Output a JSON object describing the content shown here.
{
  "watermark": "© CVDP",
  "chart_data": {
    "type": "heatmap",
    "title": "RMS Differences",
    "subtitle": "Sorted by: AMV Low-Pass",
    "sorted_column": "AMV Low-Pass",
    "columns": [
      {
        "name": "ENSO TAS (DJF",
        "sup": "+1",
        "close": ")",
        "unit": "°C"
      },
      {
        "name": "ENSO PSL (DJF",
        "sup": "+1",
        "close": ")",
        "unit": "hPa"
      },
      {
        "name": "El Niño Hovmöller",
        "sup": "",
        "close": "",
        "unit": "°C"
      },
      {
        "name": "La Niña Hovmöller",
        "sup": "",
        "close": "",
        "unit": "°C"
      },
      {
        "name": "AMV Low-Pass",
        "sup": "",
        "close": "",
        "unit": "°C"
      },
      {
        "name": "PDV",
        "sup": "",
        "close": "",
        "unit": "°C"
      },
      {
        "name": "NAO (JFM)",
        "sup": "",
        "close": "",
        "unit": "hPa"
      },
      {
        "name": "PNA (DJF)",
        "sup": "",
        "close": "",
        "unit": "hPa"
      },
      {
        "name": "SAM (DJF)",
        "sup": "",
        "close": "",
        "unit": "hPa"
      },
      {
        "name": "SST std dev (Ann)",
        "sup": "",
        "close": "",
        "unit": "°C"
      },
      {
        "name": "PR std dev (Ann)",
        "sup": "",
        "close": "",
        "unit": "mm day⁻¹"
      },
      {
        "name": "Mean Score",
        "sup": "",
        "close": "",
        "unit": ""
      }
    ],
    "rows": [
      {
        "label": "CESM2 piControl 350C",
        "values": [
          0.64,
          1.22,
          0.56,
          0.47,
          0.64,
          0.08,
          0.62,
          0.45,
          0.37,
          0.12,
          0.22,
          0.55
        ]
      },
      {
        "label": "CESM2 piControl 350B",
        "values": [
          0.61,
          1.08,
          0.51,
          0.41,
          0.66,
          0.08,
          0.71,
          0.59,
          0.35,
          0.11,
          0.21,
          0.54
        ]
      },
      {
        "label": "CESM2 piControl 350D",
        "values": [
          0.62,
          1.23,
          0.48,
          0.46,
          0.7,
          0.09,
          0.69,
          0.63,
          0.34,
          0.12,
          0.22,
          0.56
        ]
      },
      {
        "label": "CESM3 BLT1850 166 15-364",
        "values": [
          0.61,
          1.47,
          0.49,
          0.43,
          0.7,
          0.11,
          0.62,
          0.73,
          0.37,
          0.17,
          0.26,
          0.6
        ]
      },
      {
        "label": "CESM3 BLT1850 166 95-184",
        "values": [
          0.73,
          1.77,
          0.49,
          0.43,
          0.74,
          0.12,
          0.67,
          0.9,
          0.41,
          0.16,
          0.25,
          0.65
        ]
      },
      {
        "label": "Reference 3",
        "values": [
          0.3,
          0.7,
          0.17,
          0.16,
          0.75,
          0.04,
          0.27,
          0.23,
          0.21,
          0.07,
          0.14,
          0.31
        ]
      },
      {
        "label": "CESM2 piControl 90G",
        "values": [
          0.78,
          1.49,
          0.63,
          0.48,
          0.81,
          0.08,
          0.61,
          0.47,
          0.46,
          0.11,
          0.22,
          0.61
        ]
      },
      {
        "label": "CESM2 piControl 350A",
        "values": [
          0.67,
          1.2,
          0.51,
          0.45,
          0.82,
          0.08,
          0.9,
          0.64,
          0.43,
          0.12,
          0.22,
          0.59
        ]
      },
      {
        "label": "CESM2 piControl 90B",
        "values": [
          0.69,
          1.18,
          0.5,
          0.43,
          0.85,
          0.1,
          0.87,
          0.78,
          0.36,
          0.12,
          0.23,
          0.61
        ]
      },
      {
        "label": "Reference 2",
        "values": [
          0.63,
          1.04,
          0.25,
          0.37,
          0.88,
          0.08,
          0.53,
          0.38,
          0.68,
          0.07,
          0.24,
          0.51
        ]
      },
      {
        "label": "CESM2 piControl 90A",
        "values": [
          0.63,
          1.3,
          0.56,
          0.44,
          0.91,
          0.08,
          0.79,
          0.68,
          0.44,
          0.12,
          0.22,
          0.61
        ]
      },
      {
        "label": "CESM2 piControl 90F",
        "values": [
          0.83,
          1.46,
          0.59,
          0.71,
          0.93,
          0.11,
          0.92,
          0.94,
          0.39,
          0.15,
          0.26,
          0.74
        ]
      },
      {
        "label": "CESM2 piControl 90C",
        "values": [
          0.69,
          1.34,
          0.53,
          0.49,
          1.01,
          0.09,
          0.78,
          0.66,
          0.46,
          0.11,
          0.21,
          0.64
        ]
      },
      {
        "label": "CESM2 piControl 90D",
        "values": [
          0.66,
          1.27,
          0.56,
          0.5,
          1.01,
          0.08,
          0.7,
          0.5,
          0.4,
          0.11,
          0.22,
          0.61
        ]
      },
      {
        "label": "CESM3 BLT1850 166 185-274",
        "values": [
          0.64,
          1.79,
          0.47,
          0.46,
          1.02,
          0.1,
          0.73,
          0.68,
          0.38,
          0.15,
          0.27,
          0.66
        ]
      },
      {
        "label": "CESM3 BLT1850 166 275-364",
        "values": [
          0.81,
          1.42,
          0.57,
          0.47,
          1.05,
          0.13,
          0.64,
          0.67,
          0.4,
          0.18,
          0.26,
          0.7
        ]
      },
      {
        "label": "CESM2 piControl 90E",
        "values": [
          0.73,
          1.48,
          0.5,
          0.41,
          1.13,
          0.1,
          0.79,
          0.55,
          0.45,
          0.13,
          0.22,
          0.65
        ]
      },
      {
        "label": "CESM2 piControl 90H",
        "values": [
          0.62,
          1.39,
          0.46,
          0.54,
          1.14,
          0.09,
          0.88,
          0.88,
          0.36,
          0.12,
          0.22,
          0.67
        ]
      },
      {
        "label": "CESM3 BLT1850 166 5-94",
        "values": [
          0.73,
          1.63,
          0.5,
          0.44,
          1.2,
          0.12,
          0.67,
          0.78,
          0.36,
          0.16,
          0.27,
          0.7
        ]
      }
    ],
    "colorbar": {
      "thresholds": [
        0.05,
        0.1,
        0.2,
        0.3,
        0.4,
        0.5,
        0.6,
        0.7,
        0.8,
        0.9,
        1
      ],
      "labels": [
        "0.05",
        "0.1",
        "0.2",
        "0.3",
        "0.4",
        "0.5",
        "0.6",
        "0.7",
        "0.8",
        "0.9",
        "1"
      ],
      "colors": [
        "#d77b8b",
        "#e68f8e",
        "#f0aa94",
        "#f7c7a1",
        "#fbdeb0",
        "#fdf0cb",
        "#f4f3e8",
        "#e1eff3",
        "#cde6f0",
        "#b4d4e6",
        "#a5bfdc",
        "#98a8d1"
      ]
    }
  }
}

+++

* **Stated task**
Report how many lines hold the string "Reference", giving the number and nothing else.

* **The solution**
2